- [CHALLENGE]: Below is some material; set it all down exactly, apart from the pictures.
— start EXERCISE MATERIAL —
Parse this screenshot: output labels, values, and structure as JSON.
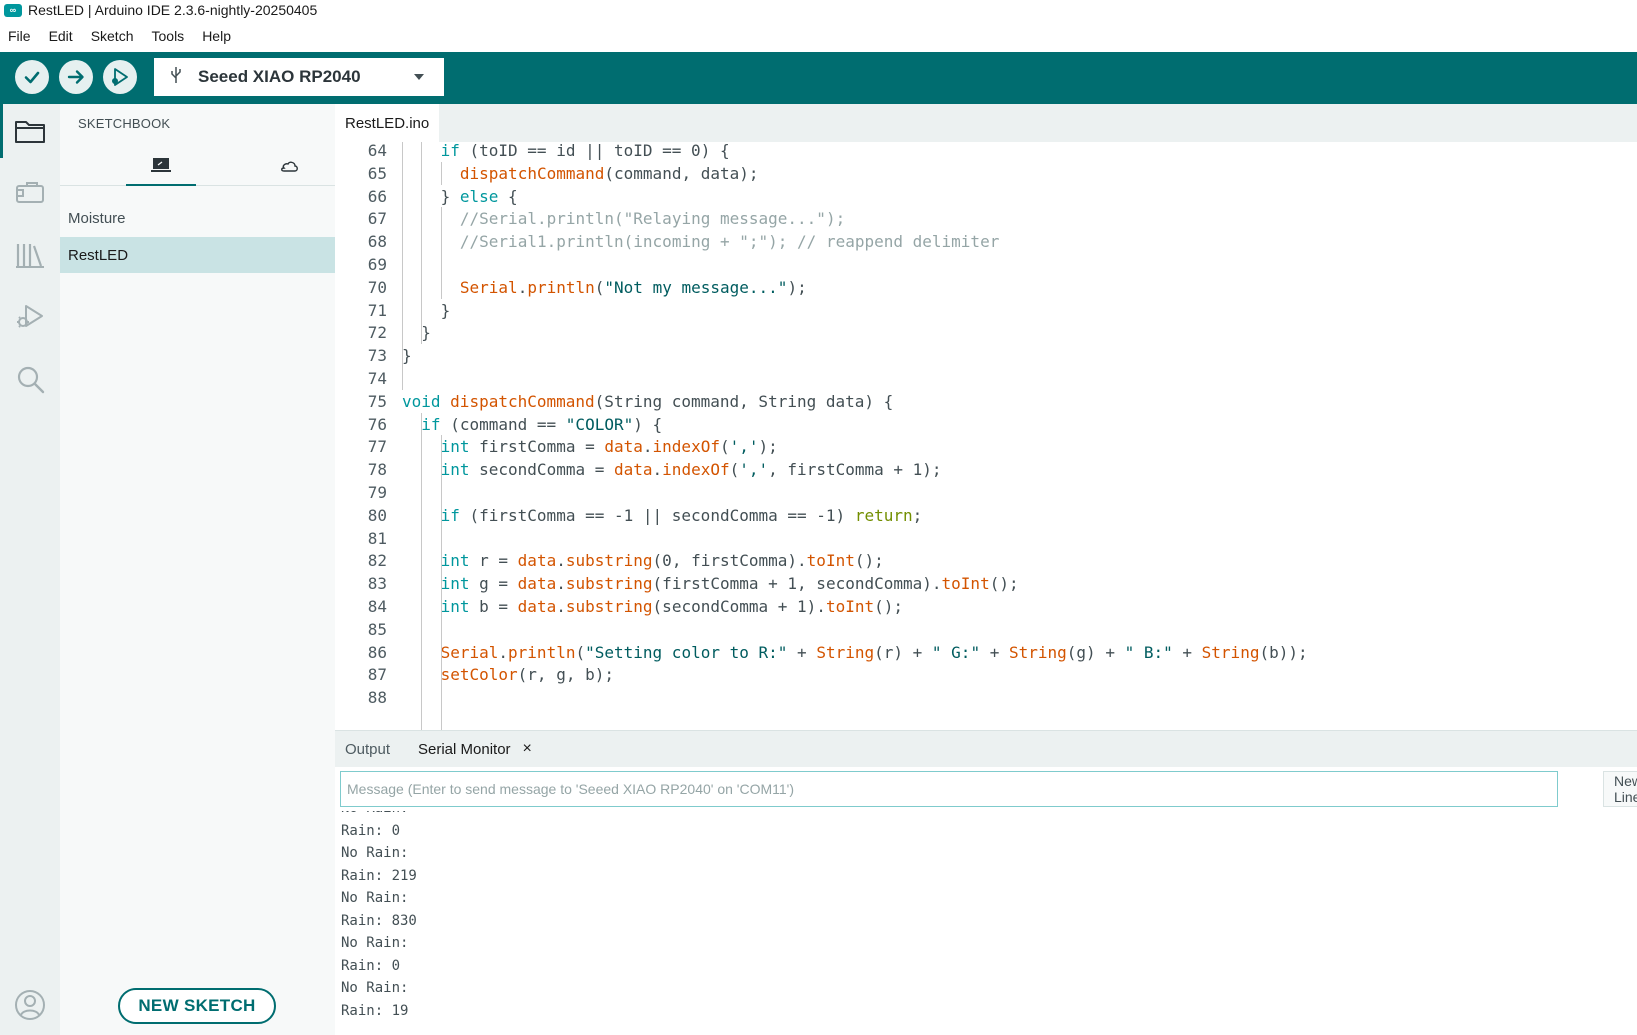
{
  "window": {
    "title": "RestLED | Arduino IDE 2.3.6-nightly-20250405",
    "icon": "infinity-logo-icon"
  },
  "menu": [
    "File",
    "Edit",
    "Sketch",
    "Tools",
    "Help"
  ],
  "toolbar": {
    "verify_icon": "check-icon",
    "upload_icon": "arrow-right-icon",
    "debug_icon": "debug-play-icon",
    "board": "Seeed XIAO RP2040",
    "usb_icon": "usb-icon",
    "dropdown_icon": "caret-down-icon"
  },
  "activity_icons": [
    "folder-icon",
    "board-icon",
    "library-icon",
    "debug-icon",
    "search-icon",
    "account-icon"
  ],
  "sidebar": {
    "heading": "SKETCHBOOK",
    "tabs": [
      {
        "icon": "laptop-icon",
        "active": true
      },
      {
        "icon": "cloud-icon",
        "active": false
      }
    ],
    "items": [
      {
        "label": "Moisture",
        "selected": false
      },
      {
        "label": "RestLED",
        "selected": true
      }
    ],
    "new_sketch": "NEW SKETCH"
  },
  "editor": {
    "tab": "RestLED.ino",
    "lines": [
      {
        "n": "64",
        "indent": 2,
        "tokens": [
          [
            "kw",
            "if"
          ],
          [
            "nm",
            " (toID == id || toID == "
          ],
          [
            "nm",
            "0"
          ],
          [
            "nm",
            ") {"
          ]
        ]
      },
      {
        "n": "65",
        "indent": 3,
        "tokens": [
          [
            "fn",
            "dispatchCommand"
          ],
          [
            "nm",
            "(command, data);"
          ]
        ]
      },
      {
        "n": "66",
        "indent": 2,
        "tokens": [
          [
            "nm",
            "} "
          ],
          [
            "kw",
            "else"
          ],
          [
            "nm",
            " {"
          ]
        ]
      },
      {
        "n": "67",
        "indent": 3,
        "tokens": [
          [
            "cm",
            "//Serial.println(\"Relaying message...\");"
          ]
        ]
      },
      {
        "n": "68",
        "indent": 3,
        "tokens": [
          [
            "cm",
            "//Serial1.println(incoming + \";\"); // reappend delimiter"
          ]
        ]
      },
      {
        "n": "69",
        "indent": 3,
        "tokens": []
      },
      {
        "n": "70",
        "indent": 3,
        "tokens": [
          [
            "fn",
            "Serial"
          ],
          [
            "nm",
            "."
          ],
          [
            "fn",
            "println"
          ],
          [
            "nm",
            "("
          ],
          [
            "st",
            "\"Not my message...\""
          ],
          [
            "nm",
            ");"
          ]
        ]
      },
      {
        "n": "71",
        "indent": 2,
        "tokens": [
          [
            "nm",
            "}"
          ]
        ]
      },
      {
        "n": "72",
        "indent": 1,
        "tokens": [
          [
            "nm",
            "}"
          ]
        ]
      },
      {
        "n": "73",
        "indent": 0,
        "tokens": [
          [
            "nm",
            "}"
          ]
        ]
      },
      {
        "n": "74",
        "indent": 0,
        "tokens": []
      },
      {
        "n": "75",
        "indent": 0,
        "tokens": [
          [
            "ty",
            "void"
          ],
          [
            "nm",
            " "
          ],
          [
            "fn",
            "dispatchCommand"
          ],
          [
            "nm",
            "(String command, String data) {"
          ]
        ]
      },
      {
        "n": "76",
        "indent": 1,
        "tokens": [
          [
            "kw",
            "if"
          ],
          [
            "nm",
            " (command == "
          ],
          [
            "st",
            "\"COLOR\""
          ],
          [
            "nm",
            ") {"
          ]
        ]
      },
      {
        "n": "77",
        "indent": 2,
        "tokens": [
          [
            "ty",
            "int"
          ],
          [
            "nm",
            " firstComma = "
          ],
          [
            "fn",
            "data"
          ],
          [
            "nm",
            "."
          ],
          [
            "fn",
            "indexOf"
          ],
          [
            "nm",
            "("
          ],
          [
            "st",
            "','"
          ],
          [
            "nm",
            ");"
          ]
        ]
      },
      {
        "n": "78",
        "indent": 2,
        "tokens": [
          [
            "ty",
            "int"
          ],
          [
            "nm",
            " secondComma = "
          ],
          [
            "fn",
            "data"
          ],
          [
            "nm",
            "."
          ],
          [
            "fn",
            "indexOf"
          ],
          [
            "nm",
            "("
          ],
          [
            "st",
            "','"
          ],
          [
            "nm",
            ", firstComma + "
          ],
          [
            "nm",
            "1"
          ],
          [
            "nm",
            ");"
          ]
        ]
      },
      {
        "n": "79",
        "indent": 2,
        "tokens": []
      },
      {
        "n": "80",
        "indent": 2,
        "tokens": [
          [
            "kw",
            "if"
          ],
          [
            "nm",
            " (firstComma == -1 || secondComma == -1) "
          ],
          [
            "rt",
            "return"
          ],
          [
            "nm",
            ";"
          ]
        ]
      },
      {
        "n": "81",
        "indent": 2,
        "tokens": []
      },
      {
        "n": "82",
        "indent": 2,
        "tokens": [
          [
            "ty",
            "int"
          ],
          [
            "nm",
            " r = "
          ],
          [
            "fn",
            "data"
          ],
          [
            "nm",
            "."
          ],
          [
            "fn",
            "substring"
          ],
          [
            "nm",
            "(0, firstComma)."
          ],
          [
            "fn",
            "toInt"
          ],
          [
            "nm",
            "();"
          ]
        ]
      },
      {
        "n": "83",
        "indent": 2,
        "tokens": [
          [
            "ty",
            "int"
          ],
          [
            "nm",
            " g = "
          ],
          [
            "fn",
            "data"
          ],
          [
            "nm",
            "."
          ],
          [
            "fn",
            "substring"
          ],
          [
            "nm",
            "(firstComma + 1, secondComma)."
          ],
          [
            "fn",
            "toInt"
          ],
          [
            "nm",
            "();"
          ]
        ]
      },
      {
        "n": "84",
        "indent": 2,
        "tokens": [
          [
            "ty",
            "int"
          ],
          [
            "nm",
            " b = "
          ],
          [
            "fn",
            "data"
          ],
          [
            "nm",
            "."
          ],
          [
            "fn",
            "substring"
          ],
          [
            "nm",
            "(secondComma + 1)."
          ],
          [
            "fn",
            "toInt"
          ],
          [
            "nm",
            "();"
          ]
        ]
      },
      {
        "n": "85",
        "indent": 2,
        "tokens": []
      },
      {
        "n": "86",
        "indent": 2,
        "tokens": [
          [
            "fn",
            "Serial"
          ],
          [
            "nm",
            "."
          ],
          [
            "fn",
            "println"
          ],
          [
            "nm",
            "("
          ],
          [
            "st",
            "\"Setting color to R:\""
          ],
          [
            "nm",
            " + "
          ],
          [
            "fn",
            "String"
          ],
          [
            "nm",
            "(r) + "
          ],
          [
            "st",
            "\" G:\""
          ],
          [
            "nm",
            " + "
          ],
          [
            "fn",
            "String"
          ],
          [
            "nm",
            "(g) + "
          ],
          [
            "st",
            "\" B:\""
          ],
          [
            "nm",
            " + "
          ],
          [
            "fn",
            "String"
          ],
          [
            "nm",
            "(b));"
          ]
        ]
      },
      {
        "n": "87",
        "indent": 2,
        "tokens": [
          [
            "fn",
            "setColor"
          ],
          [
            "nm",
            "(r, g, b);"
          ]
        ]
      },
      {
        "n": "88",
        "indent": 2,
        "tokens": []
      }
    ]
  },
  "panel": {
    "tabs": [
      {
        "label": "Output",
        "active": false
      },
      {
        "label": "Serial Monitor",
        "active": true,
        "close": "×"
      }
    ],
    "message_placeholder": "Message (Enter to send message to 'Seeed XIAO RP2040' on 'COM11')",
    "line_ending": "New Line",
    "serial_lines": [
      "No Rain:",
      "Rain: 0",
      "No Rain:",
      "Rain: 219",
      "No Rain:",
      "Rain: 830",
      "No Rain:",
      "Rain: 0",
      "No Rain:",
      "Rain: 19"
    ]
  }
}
— end EXERCISE MATERIAL —
- [THE ANSWER]:
Parse this screenshot: output labels, values, and structure as JSON.
{
  "window": {
    "title": "RestLED | Arduino IDE 2.3.6-nightly-20250405",
    "icon": "infinity-logo-icon"
  },
  "menu": [
    "File",
    "Edit",
    "Sketch",
    "Tools",
    "Help"
  ],
  "toolbar": {
    "verify_icon": "check-icon",
    "upload_icon": "arrow-right-icon",
    "debug_icon": "debug-play-icon",
    "board": "Seeed XIAO RP2040",
    "usb_icon": "usb-icon",
    "dropdown_icon": "caret-down-icon"
  },
  "activity_icons": [
    "folder-icon",
    "board-icon",
    "library-icon",
    "debug-icon",
    "search-icon",
    "account-icon"
  ],
  "sidebar": {
    "heading": "SKETCHBOOK",
    "tabs": [
      {
        "icon": "laptop-icon",
        "active": true
      },
      {
        "icon": "cloud-icon",
        "active": false
      }
    ],
    "items": [
      {
        "label": "Moisture",
        "selected": false
      },
      {
        "label": "RestLED",
        "selected": true
      }
    ],
    "new_sketch": "NEW SKETCH"
  },
  "editor": {
    "tab": "RestLED.ino",
    "lines": [
      {
        "n": "64",
        "indent": 2,
        "tokens": [
          [
            "kw",
            "if"
          ],
          [
            "nm",
            " (toID == id || toID == "
          ],
          [
            "nm",
            "0"
          ],
          [
            "nm",
            ") {"
          ]
        ]
      },
      {
        "n": "65",
        "indent": 3,
        "tokens": [
          [
            "fn",
            "dispatchCommand"
          ],
          [
            "nm",
            "(command, data);"
          ]
        ]
      },
      {
        "n": "66",
        "indent": 2,
        "tokens": [
          [
            "nm",
            "} "
          ],
          [
            "kw",
            "else"
          ],
          [
            "nm",
            " {"
          ]
        ]
      },
      {
        "n": "67",
        "indent": 3,
        "tokens": [
          [
            "cm",
            "//Serial.println(\"Relaying message...\");"
          ]
        ]
      },
      {
        "n": "68",
        "indent": 3,
        "tokens": [
          [
            "cm",
            "//Serial1.println(incoming + \";\"); // reappend delimiter"
          ]
        ]
      },
      {
        "n": "69",
        "indent": 3,
        "tokens": []
      },
      {
        "n": "70",
        "indent": 3,
        "tokens": [
          [
            "fn",
            "Serial"
          ],
          [
            "nm",
            "."
          ],
          [
            "fn",
            "println"
          ],
          [
            "nm",
            "("
          ],
          [
            "st",
            "\"Not my message...\""
          ],
          [
            "nm",
            ");"
          ]
        ]
      },
      {
        "n": "71",
        "indent": 2,
        "tokens": [
          [
            "nm",
            "}"
          ]
        ]
      },
      {
        "n": "72",
        "indent": 1,
        "tokens": [
          [
            "nm",
            "}"
          ]
        ]
      },
      {
        "n": "73",
        "indent": 0,
        "tokens": [
          [
            "nm",
            "}"
          ]
        ]
      },
      {
        "n": "74",
        "indent": 0,
        "tokens": []
      },
      {
        "n": "75",
        "indent": 0,
        "tokens": [
          [
            "ty",
            "void"
          ],
          [
            "nm",
            " "
          ],
          [
            "fn",
            "dispatchCommand"
          ],
          [
            "nm",
            "(String command, String data) {"
          ]
        ]
      },
      {
        "n": "76",
        "indent": 1,
        "tokens": [
          [
            "kw",
            "if"
          ],
          [
            "nm",
            " (command == "
          ],
          [
            "st",
            "\"COLOR\""
          ],
          [
            "nm",
            ") {"
          ]
        ]
      },
      {
        "n": "77",
        "indent": 2,
        "tokens": [
          [
            "ty",
            "int"
          ],
          [
            "nm",
            " firstComma = "
          ],
          [
            "fn",
            "data"
          ],
          [
            "nm",
            "."
          ],
          [
            "fn",
            "indexOf"
          ],
          [
            "nm",
            "("
          ],
          [
            "st",
            "','"
          ],
          [
            "nm",
            ");"
          ]
        ]
      },
      {
        "n": "78",
        "indent": 2,
        "tokens": [
          [
            "ty",
            "int"
          ],
          [
            "nm",
            " secondComma = "
          ],
          [
            "fn",
            "data"
          ],
          [
            "nm",
            "."
          ],
          [
            "fn",
            "indexOf"
          ],
          [
            "nm",
            "("
          ],
          [
            "st",
            "','"
          ],
          [
            "nm",
            ", firstComma + "
          ],
          [
            "nm",
            "1"
          ],
          [
            "nm",
            ");"
          ]
        ]
      },
      {
        "n": "79",
        "indent": 2,
        "tokens": []
      },
      {
        "n": "80",
        "indent": 2,
        "tokens": [
          [
            "kw",
            "if"
          ],
          [
            "nm",
            " (firstComma == -1 || secondComma == -1) "
          ],
          [
            "rt",
            "return"
          ],
          [
            "nm",
            ";"
          ]
        ]
      },
      {
        "n": "81",
        "indent": 2,
        "tokens": []
      },
      {
        "n": "82",
        "indent": 2,
        "tokens": [
          [
            "ty",
            "int"
          ],
          [
            "nm",
            " r = "
          ],
          [
            "fn",
            "data"
          ],
          [
            "nm",
            "."
          ],
          [
            "fn",
            "substring"
          ],
          [
            "nm",
            "(0, firstComma)."
          ],
          [
            "fn",
            "toInt"
          ],
          [
            "nm",
            "();"
          ]
        ]
      },
      {
        "n": "83",
        "indent": 2,
        "tokens": [
          [
            "ty",
            "int"
          ],
          [
            "nm",
            " g = "
          ],
          [
            "fn",
            "data"
          ],
          [
            "nm",
            "."
          ],
          [
            "fn",
            "substring"
          ],
          [
            "nm",
            "(firstComma + 1, secondComma)."
          ],
          [
            "fn",
            "toInt"
          ],
          [
            "nm",
            "();"
          ]
        ]
      },
      {
        "n": "84",
        "indent": 2,
        "tokens": [
          [
            "ty",
            "int"
          ],
          [
            "nm",
            " b = "
          ],
          [
            "fn",
            "data"
          ],
          [
            "nm",
            "."
          ],
          [
            "fn",
            "substring"
          ],
          [
            "nm",
            "(secondComma + 1)."
          ],
          [
            "fn",
            "toInt"
          ],
          [
            "nm",
            "();"
          ]
        ]
      },
      {
        "n": "85",
        "indent": 2,
        "tokens": []
      },
      {
        "n": "86",
        "indent": 2,
        "tokens": [
          [
            "fn",
            "Serial"
          ],
          [
            "nm",
            "."
          ],
          [
            "fn",
            "println"
          ],
          [
            "nm",
            "("
          ],
          [
            "st",
            "\"Setting color to R:\""
          ],
          [
            "nm",
            " + "
          ],
          [
            "fn",
            "String"
          ],
          [
            "nm",
            "(r) + "
          ],
          [
            "st",
            "\" G:\""
          ],
          [
            "nm",
            " + "
          ],
          [
            "fn",
            "String"
          ],
          [
            "nm",
            "(g) + "
          ],
          [
            "st",
            "\" B:\""
          ],
          [
            "nm",
            " + "
          ],
          [
            "fn",
            "String"
          ],
          [
            "nm",
            "(b));"
          ]
        ]
      },
      {
        "n": "87",
        "indent": 2,
        "tokens": [
          [
            "fn",
            "setColor"
          ],
          [
            "nm",
            "(r, g, b);"
          ]
        ]
      },
      {
        "n": "88",
        "indent": 2,
        "tokens": []
      }
    ]
  },
  "panel": {
    "tabs": [
      {
        "label": "Output",
        "active": false
      },
      {
        "label": "Serial Monitor",
        "active": true,
        "close": "×"
      }
    ],
    "message_placeholder": "Message (Enter to send message to 'Seeed XIAO RP2040' on 'COM11')",
    "line_ending": "New Line",
    "serial_lines": [
      "No Rain:",
      "Rain: 0",
      "No Rain:",
      "Rain: 219",
      "No Rain:",
      "Rain: 830",
      "No Rain:",
      "Rain: 0",
      "No Rain:",
      "Rain: 19"
    ]
  }
}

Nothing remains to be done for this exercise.